* Supplied data:

========================================

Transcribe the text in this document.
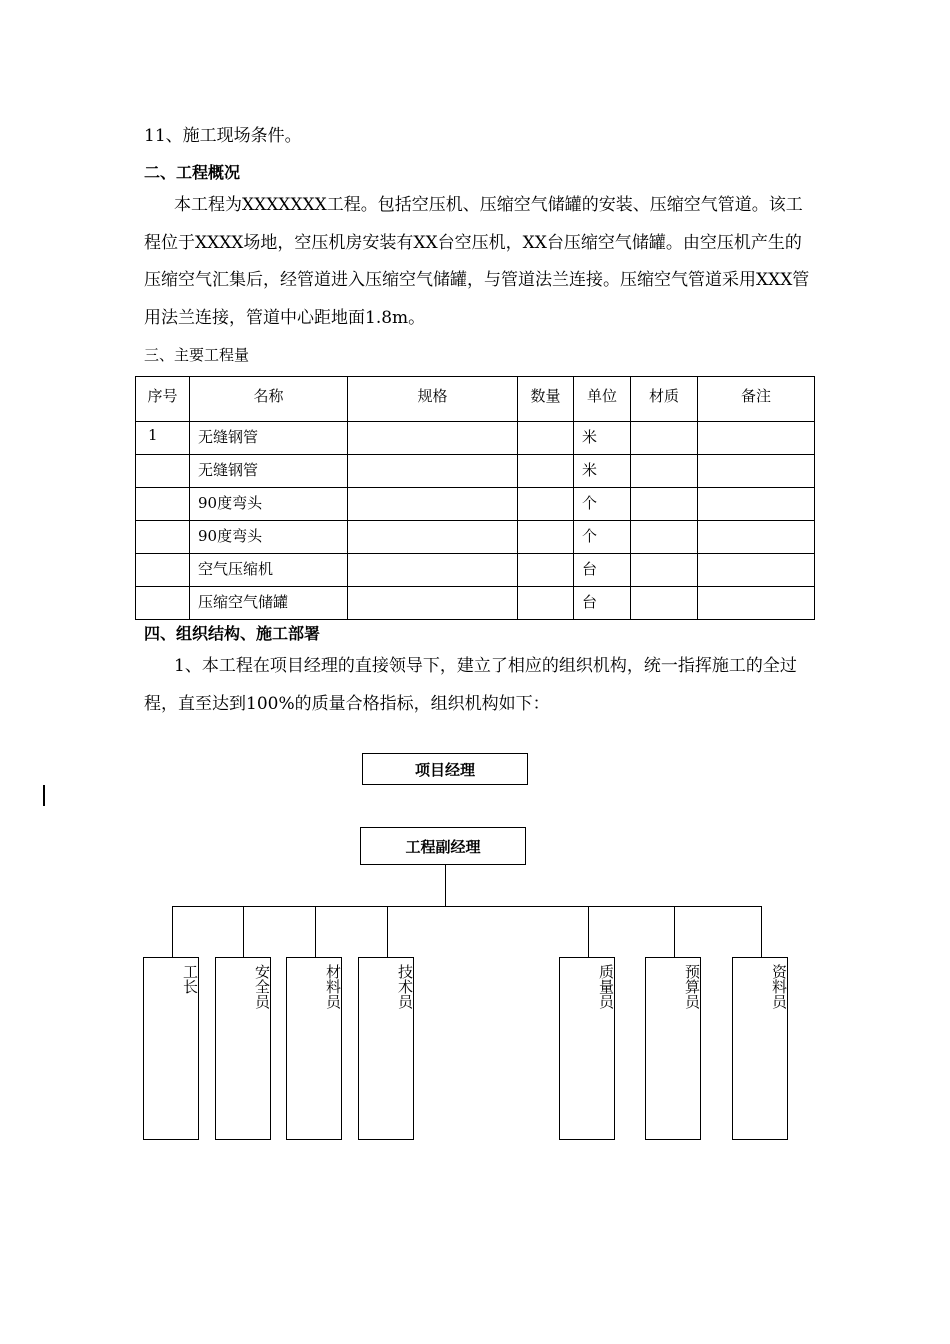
11、施工现场条件。
二、工程概况
本工程为XXXXXXX工程。包括空压机、压缩空气储罐的安装、压缩空气管道。该工程位于XXXX场地，空压机房安装有XX台空压机，XX台压缩空气储罐。由空压机产生的压缩空气汇集后，经管道进入压缩空气储罐，与管道法兰连接。压缩空气管道采用XXX管用法兰连接，管道中心距地面1.8m。
三、主要工程量
序号	名称	规格	数量	单位	材质	备注
1	无缝钢管			米		
	无缝钢管			米		
	90度弯头			个		
	90度弯头			个		
	空气压缩机			台		
	压缩空气储罐			台		
四、组织结构、施工部署
1、本工程在项目经理的直接领导下，建立了相应的组织机构，统一指挥施工的全过程，直至达到100%的质量合格指标，组织机构如下：
项目经理
工程副经理
工长	安全员	材料员	技术员	质量员	预算员	资料员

========================================

* Exercise goal: Reproduce all of the material exactly, apart from the pictures.

* Exercise response:
Transcribe the text in this document.
11、施工现场条件。
二、工程概况
本工程为XXXXXXX工程。包括空压机、压缩空气储罐的安装、压缩空气管道。该工程位于XXXX场地，空压机房安装有XX台空压机，XX台压缩空气储罐。由空压机产生的压缩空气汇集后，经管道进入压缩空气储罐，与管道法兰连接。压缩空气管道采用XXX管用法兰连接，管道中心距地面1.8m。
三、主要工程量
序号	名称	规格	数量	单位	材质	备注
1	无缝钢管			米		
	无缝钢管			米		
	90度弯头			个		
	90度弯头			个		
	空气压缩机			台		
	压缩空气储罐			台		
四、组织结构、施工部署
1、本工程在项目经理的直接领导下，建立了相应的组织机构，统一指挥施工的全过程，直至达到100%的质量合格指标，组织机构如下：
项目经理
工程副经理
工长	安全员	材料员	技术员	质量员	预算员	资料员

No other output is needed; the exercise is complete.